Begin

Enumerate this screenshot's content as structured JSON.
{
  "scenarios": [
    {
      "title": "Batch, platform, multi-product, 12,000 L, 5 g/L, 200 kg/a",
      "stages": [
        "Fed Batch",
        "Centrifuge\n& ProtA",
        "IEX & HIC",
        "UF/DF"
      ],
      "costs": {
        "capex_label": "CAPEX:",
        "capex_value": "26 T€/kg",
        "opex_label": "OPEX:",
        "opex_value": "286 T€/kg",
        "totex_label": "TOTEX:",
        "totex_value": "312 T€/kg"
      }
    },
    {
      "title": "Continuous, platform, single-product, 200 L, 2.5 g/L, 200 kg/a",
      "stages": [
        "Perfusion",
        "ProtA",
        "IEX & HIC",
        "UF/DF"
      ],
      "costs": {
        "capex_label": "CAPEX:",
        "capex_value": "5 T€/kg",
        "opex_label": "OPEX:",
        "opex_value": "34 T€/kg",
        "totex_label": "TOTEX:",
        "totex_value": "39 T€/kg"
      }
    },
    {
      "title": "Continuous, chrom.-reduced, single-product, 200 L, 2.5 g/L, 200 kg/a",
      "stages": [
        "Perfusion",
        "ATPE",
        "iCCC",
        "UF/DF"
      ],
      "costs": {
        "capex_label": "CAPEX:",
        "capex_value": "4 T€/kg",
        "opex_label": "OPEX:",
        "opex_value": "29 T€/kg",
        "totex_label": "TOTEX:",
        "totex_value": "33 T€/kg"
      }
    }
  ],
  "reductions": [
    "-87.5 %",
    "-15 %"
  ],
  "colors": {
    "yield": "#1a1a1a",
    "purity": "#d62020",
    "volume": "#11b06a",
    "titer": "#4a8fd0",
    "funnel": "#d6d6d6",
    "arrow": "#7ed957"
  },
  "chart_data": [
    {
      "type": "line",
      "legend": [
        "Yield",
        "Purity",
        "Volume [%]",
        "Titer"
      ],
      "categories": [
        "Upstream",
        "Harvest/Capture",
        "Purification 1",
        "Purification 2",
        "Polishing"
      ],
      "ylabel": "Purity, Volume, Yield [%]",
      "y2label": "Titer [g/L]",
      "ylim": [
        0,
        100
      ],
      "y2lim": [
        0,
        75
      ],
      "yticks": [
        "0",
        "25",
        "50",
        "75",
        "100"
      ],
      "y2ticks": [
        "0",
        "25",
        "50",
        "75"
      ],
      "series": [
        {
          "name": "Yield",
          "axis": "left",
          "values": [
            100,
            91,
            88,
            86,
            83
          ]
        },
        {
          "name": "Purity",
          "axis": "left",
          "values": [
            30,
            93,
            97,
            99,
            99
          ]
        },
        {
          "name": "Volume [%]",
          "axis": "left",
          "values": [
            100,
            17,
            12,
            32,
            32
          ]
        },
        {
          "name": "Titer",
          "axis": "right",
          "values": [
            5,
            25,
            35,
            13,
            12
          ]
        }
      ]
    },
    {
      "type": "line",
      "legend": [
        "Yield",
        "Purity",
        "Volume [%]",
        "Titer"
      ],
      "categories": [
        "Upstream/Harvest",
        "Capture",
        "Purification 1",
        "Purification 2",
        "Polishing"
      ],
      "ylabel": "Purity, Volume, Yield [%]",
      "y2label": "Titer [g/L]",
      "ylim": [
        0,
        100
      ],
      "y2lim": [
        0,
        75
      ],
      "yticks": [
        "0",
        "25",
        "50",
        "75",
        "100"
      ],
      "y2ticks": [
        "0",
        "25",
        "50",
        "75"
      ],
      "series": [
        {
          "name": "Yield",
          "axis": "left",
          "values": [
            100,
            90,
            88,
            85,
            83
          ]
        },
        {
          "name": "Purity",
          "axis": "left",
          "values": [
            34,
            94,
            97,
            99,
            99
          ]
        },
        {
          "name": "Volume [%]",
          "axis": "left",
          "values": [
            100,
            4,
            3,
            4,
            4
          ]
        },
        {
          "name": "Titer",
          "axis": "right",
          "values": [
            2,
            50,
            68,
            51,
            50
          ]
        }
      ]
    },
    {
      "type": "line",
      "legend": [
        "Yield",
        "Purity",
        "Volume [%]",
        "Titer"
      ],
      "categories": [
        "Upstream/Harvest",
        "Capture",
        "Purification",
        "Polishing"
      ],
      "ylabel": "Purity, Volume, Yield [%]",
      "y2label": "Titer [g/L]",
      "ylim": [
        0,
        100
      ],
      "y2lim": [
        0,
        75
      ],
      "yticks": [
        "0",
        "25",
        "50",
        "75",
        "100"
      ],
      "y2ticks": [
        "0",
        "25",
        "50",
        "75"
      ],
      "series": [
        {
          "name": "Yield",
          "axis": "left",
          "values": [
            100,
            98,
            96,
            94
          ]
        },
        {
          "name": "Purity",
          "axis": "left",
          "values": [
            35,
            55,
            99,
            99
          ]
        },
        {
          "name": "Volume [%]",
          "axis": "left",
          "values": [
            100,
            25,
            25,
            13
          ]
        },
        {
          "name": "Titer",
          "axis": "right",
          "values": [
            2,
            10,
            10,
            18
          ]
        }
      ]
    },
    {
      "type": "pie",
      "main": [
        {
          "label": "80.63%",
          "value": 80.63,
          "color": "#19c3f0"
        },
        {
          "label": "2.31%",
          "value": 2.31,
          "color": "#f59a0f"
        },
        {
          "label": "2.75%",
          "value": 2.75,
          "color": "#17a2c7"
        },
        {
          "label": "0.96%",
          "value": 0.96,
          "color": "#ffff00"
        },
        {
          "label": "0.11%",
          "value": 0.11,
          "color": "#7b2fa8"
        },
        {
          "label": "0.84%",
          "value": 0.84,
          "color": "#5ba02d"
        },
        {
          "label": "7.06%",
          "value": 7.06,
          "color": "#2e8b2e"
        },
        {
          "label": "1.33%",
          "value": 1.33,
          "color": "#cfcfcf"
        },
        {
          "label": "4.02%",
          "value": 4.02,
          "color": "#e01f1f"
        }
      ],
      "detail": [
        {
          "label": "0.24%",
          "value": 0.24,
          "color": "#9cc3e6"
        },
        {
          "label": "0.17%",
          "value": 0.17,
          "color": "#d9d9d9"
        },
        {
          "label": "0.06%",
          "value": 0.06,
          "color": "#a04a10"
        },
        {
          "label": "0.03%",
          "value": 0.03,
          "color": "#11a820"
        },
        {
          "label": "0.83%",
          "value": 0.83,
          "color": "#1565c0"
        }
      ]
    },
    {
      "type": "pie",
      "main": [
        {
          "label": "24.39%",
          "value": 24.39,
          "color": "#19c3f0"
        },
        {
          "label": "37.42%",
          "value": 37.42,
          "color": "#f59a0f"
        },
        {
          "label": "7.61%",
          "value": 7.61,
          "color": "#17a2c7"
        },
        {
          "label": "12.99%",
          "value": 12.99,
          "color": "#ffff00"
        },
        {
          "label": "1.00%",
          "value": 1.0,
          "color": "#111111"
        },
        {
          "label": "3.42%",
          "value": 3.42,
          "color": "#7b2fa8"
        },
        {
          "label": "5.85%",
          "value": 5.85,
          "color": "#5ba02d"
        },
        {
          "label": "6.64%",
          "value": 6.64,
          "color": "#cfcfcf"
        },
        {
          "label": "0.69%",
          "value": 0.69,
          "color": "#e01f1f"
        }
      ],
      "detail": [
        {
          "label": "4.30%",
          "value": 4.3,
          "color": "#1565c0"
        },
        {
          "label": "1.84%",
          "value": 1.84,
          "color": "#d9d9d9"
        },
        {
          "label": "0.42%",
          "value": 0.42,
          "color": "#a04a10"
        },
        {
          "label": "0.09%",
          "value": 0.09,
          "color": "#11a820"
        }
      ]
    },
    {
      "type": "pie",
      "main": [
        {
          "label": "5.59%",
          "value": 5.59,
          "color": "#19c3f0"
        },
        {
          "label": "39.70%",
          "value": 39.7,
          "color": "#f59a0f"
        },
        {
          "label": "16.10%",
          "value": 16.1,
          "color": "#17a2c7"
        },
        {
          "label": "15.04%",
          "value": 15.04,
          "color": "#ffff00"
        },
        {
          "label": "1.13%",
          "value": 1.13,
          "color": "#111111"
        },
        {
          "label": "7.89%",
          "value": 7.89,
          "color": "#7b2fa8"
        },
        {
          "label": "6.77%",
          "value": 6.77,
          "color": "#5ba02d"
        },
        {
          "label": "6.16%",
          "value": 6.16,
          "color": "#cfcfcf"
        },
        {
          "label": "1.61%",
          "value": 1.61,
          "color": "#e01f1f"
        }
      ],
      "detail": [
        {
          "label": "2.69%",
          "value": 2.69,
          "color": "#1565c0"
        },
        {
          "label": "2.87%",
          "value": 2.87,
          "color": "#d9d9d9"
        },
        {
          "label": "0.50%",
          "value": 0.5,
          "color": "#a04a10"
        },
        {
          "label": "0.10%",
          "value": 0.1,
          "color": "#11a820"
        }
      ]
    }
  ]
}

End

### GOAL
Look through the entries above; copy every line holding the string "single".

### RESPONSE TO THIS TASK
      "title": "Continuous, platform, single-product, 200 L, 2.5 g/L, 200 kg/a",
      "title": "Continuous, chrom.-reduced, single-product, 200 L, 2.5 g/L, 200 kg/a",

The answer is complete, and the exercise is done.